* [What the exercise asks]: Find all the lines with "Fake" and gather them.

---------------

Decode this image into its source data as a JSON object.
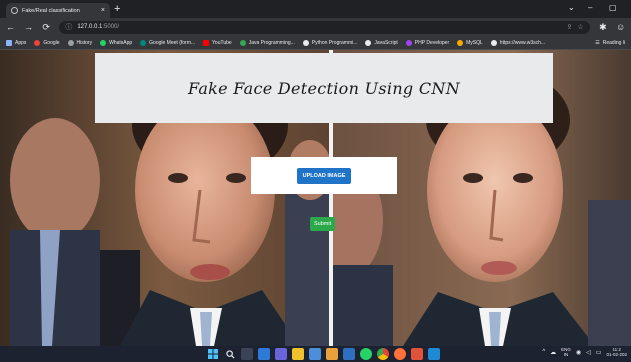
{
  "browser": {
    "tab_title": "Fake/Real classification",
    "tab_close": "×",
    "new_tab": "+",
    "window_controls": {
      "minimize": "–",
      "restore": "▢",
      "chevron": "⌄"
    },
    "url": "127.0.0.1",
    "url_port": ":5000/",
    "bookmarks": [
      {
        "label": "Apps",
        "color": "#8ab4f8"
      },
      {
        "label": "Google",
        "color": "#ea4335"
      },
      {
        "label": "History",
        "color": "#9aa0a6"
      },
      {
        "label": "WhatsApp",
        "color": "#25d366"
      },
      {
        "label": "Google Meet (form...",
        "color": "#00897b"
      },
      {
        "label": "YouTube",
        "color": "#ff0000"
      },
      {
        "label": "Java Programming...",
        "color": "#34a853"
      },
      {
        "label": "Python Programmi...",
        "color": "#e8eaed"
      },
      {
        "label": "JavaScript",
        "color": "#e8eaed"
      },
      {
        "label": "PHP Developer",
        "color": "#a142f4"
      },
      {
        "label": "MySQL",
        "color": "#f9ab00"
      },
      {
        "label": "https://www.w3sch...",
        "color": "#e8eaed"
      }
    ],
    "reading_list": "Reading li"
  },
  "page": {
    "title": "Fake Face Detection Using CNN",
    "upload_label": "UPLOAD IMAGE",
    "submit_label": "Submit"
  },
  "taskbar": {
    "lang_line1": "ENG",
    "lang_line2": "IN",
    "time": "11:2",
    "date": "01-02-202"
  },
  "colors": {
    "upload_button": "#1f74c8",
    "submit_button": "#2aa84a",
    "header_card": "#e9eaec",
    "browser_chrome": "#35363a"
  }
}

---------------

* [The response]:
    "tab_title": "Fake/Real classification",
    "title": "Fake Face Detection Using CNN",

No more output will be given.